JOB: Set down each entry from the block beneath, exactly as written.

GIVEN DATA:
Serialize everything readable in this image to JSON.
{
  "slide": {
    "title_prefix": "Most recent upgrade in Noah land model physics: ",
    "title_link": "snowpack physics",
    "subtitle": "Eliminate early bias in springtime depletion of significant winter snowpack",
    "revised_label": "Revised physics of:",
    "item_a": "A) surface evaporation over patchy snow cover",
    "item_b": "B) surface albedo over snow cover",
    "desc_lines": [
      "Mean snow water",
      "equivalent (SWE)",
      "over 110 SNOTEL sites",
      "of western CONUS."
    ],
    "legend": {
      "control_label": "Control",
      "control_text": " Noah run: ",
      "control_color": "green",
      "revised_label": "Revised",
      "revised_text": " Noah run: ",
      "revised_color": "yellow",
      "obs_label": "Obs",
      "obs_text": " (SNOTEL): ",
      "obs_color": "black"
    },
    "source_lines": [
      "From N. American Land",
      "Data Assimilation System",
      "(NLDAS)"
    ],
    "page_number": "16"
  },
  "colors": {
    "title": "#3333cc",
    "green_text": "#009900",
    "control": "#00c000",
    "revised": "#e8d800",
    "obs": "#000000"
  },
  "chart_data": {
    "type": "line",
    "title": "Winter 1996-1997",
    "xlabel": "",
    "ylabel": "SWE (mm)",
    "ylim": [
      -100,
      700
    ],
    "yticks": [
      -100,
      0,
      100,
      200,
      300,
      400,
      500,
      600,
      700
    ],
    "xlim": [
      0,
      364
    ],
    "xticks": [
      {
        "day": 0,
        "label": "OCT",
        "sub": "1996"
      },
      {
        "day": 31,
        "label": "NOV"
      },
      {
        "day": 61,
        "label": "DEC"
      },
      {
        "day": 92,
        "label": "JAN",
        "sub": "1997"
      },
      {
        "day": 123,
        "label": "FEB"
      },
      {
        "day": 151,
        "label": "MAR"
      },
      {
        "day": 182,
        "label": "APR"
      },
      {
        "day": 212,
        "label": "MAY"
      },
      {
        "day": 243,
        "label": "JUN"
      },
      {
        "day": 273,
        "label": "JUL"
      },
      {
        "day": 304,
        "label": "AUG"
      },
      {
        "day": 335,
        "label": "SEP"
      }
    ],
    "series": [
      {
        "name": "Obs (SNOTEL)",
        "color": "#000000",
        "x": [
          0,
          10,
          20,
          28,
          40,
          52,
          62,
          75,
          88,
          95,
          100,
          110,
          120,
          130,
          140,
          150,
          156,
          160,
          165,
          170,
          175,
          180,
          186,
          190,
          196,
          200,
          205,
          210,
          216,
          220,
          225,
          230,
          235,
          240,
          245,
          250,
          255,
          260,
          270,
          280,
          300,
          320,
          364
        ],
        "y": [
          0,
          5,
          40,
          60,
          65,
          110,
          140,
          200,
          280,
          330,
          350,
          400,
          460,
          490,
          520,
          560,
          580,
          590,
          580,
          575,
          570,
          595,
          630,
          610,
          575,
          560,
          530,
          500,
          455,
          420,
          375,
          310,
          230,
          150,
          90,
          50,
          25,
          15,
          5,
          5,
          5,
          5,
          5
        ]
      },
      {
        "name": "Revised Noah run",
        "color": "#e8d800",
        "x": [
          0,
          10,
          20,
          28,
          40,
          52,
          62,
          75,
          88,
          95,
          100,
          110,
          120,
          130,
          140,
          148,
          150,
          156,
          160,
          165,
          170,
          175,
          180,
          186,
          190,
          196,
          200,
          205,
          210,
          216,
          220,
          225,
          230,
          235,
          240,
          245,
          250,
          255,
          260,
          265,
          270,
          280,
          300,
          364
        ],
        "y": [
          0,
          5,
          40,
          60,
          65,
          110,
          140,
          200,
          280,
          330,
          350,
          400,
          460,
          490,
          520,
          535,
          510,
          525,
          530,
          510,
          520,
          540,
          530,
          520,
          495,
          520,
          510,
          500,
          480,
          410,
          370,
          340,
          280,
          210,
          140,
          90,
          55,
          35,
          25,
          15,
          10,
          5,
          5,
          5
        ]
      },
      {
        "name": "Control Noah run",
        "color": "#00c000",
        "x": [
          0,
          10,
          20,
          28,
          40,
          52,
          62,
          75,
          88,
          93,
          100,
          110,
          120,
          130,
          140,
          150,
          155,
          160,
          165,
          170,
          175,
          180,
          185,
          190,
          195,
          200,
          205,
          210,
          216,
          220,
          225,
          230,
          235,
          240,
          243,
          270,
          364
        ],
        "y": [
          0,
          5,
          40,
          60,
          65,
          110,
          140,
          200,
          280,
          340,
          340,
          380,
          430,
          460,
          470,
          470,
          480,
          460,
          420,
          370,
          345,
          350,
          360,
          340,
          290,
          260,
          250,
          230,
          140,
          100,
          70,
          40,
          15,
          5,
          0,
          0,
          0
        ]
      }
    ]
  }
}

CORRECT RESULT:
Serialize everything readable in this image to JSON.
{
  "slide": {
    "title_prefix": "Most recent upgrade in Noah land model physics: ",
    "title_link": "snowpack physics",
    "subtitle": "Eliminate early bias in springtime depletion of significant winter snowpack",
    "revised_label": "Revised physics of:",
    "item_a": "A) surface evaporation over patchy snow cover",
    "item_b": "B) surface albedo over snow cover",
    "desc_lines": [
      "Mean snow water",
      "equivalent (SWE)",
      "over 110 SNOTEL sites",
      "of western CONUS."
    ],
    "legend": {
      "control_label": "Control",
      "control_text": " Noah run: ",
      "control_color": "green",
      "revised_label": "Revised",
      "revised_text": " Noah run: ",
      "revised_color": "yellow",
      "obs_label": "Obs",
      "obs_text": " (SNOTEL): ",
      "obs_color": "black"
    },
    "source_lines": [
      "From N. American Land",
      "Data Assimilation System",
      "(NLDAS)"
    ],
    "page_number": "16"
  },
  "colors": {
    "title": "#3333cc",
    "green_text": "#009900",
    "control": "#00c000",
    "revised": "#e8d800",
    "obs": "#000000"
  },
  "chart_data": {
    "type": "line",
    "title": "Winter 1996-1997",
    "xlabel": "",
    "ylabel": "SWE (mm)",
    "ylim": [
      -100,
      700
    ],
    "yticks": [
      -100,
      0,
      100,
      200,
      300,
      400,
      500,
      600,
      700
    ],
    "xlim": [
      0,
      364
    ],
    "xticks": [
      {
        "day": 0,
        "label": "OCT",
        "sub": "1996"
      },
      {
        "day": 31,
        "label": "NOV"
      },
      {
        "day": 61,
        "label": "DEC"
      },
      {
        "day": 92,
        "label": "JAN",
        "sub": "1997"
      },
      {
        "day": 123,
        "label": "FEB"
      },
      {
        "day": 151,
        "label": "MAR"
      },
      {
        "day": 182,
        "label": "APR"
      },
      {
        "day": 212,
        "label": "MAY"
      },
      {
        "day": 243,
        "label": "JUN"
      },
      {
        "day": 273,
        "label": "JUL"
      },
      {
        "day": 304,
        "label": "AUG"
      },
      {
        "day": 335,
        "label": "SEP"
      }
    ],
    "series": [
      {
        "name": "Obs (SNOTEL)",
        "color": "#000000",
        "x": [
          0,
          10,
          20,
          28,
          40,
          52,
          62,
          75,
          88,
          95,
          100,
          110,
          120,
          130,
          140,
          150,
          156,
          160,
          165,
          170,
          175,
          180,
          186,
          190,
          196,
          200,
          205,
          210,
          216,
          220,
          225,
          230,
          235,
          240,
          245,
          250,
          255,
          260,
          270,
          280,
          300,
          320,
          364
        ],
        "y": [
          0,
          5,
          40,
          60,
          65,
          110,
          140,
          200,
          280,
          330,
          350,
          400,
          460,
          490,
          520,
          560,
          580,
          590,
          580,
          575,
          570,
          595,
          630,
          610,
          575,
          560,
          530,
          500,
          455,
          420,
          375,
          310,
          230,
          150,
          90,
          50,
          25,
          15,
          5,
          5,
          5,
          5,
          5
        ]
      },
      {
        "name": "Revised Noah run",
        "color": "#e8d800",
        "x": [
          0,
          10,
          20,
          28,
          40,
          52,
          62,
          75,
          88,
          95,
          100,
          110,
          120,
          130,
          140,
          148,
          150,
          156,
          160,
          165,
          170,
          175,
          180,
          186,
          190,
          196,
          200,
          205,
          210,
          216,
          220,
          225,
          230,
          235,
          240,
          245,
          250,
          255,
          260,
          265,
          270,
          280,
          300,
          364
        ],
        "y": [
          0,
          5,
          40,
          60,
          65,
          110,
          140,
          200,
          280,
          330,
          350,
          400,
          460,
          490,
          520,
          535,
          510,
          525,
          530,
          510,
          520,
          540,
          530,
          520,
          495,
          520,
          510,
          500,
          480,
          410,
          370,
          340,
          280,
          210,
          140,
          90,
          55,
          35,
          25,
          15,
          10,
          5,
          5,
          5
        ]
      },
      {
        "name": "Control Noah run",
        "color": "#00c000",
        "x": [
          0,
          10,
          20,
          28,
          40,
          52,
          62,
          75,
          88,
          93,
          100,
          110,
          120,
          130,
          140,
          150,
          155,
          160,
          165,
          170,
          175,
          180,
          185,
          190,
          195,
          200,
          205,
          210,
          216,
          220,
          225,
          230,
          235,
          240,
          243,
          270,
          364
        ],
        "y": [
          0,
          5,
          40,
          60,
          65,
          110,
          140,
          200,
          280,
          340,
          340,
          380,
          430,
          460,
          470,
          470,
          480,
          460,
          420,
          370,
          345,
          350,
          360,
          340,
          290,
          260,
          250,
          230,
          140,
          100,
          70,
          40,
          15,
          5,
          0,
          0,
          0
        ]
      }
    ]
  }
}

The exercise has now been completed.